[EXERCISE TASK]
Exact repetition of every entry is required.

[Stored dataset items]
________________________________________
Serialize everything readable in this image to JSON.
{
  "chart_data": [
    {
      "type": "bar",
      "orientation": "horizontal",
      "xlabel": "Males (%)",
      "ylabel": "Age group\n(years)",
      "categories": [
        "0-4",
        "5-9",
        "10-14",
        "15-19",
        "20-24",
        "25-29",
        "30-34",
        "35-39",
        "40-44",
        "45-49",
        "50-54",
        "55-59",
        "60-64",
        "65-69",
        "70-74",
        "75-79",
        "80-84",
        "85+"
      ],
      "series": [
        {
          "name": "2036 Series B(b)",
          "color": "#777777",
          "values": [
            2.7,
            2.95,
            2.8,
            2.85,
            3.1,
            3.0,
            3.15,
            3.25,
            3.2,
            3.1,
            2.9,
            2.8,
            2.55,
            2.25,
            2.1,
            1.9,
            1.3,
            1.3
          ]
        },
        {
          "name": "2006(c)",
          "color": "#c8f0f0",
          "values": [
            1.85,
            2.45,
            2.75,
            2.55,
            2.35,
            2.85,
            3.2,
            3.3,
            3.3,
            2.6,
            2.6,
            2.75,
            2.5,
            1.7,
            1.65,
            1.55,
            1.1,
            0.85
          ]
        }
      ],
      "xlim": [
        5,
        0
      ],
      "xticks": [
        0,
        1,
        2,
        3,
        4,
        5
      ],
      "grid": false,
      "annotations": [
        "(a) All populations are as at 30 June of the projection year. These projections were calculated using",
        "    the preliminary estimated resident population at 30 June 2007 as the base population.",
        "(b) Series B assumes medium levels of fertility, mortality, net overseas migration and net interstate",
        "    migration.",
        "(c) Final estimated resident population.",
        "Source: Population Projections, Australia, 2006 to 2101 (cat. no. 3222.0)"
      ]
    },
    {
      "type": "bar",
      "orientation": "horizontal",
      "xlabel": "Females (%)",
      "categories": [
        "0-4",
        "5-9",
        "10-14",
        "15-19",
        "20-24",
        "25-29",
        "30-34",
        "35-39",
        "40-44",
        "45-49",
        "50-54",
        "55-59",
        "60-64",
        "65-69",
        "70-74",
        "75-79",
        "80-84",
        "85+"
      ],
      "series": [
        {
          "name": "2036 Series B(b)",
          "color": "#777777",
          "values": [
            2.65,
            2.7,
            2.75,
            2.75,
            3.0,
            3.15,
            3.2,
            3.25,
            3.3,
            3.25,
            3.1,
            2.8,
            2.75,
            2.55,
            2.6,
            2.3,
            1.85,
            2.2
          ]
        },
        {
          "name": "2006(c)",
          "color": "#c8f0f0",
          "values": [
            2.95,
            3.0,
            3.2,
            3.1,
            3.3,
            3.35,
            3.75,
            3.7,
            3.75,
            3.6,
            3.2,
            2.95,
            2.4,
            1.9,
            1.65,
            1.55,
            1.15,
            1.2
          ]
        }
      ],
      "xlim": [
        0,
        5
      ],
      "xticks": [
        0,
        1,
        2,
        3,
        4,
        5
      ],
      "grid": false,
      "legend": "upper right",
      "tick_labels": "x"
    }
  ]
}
________________________________________
[REPLY]
Serialize everything readable in this image to JSON.
{
  "chart_data": [
    {
      "type": "bar",
      "orientation": "horizontal",
      "xlabel": "Males (%)",
      "ylabel": "Age group\n(years)",
      "categories": [
        "0-4",
        "5-9",
        "10-14",
        "15-19",
        "20-24",
        "25-29",
        "30-34",
        "35-39",
        "40-44",
        "45-49",
        "50-54",
        "55-59",
        "60-64",
        "65-69",
        "70-74",
        "75-79",
        "80-84",
        "85+"
      ],
      "series": [
        {
          "name": "2036 Series B(b)",
          "color": "#777777",
          "values": [
            2.7,
            2.95,
            2.8,
            2.85,
            3.1,
            3.0,
            3.15,
            3.25,
            3.2,
            3.1,
            2.9,
            2.8,
            2.55,
            2.25,
            2.1,
            1.9,
            1.3,
            1.3
          ]
        },
        {
          "name": "2006(c)",
          "color": "#c8f0f0",
          "values": [
            1.85,
            2.45,
            2.75,
            2.55,
            2.35,
            2.85,
            3.2,
            3.3,
            3.3,
            2.6,
            2.6,
            2.75,
            2.5,
            1.7,
            1.65,
            1.55,
            1.1,
            0.85
          ]
        }
      ],
      "xlim": [
        5,
        0
      ],
      "xticks": [
        0,
        1,
        2,
        3,
        4,
        5
      ],
      "grid": false,
      "annotations": [
        "(a) All populations are as at 30 June of the projection year. These projections were calculated using",
        "    the preliminary estimated resident population at 30 June 2007 as the base population.",
        "(b) Series B assumes medium levels of fertility, mortality, net overseas migration and net interstate",
        "    migration.",
        "(c) Final estimated resident population.",
        "Source: Population Projections, Australia, 2006 to 2101 (cat. no. 3222.0)"
      ]
    },
    {
      "type": "bar",
      "orientation": "horizontal",
      "xlabel": "Females (%)",
      "categories": [
        "0-4",
        "5-9",
        "10-14",
        "15-19",
        "20-24",
        "25-29",
        "30-34",
        "35-39",
        "40-44",
        "45-49",
        "50-54",
        "55-59",
        "60-64",
        "65-69",
        "70-74",
        "75-79",
        "80-84",
        "85+"
      ],
      "series": [
        {
          "name": "2036 Series B(b)",
          "color": "#777777",
          "values": [
            2.65,
            2.7,
            2.75,
            2.75,
            3.0,
            3.15,
            3.2,
            3.25,
            3.3,
            3.25,
            3.1,
            2.8,
            2.75,
            2.55,
            2.6,
            2.3,
            1.85,
            2.2
          ]
        },
        {
          "name": "2006(c)",
          "color": "#c8f0f0",
          "values": [
            2.95,
            3.0,
            3.2,
            3.1,
            3.3,
            3.35,
            3.75,
            3.7,
            3.75,
            3.6,
            3.2,
            2.95,
            2.4,
            1.9,
            1.65,
            1.55,
            1.15,
            1.2
          ]
        }
      ],
      "xlim": [
        0,
        5
      ],
      "xticks": [
        0,
        1,
        2,
        3,
        4,
        5
      ],
      "grid": false,
      "legend": "upper right",
      "tick_labels": "x"
    }
  ]
}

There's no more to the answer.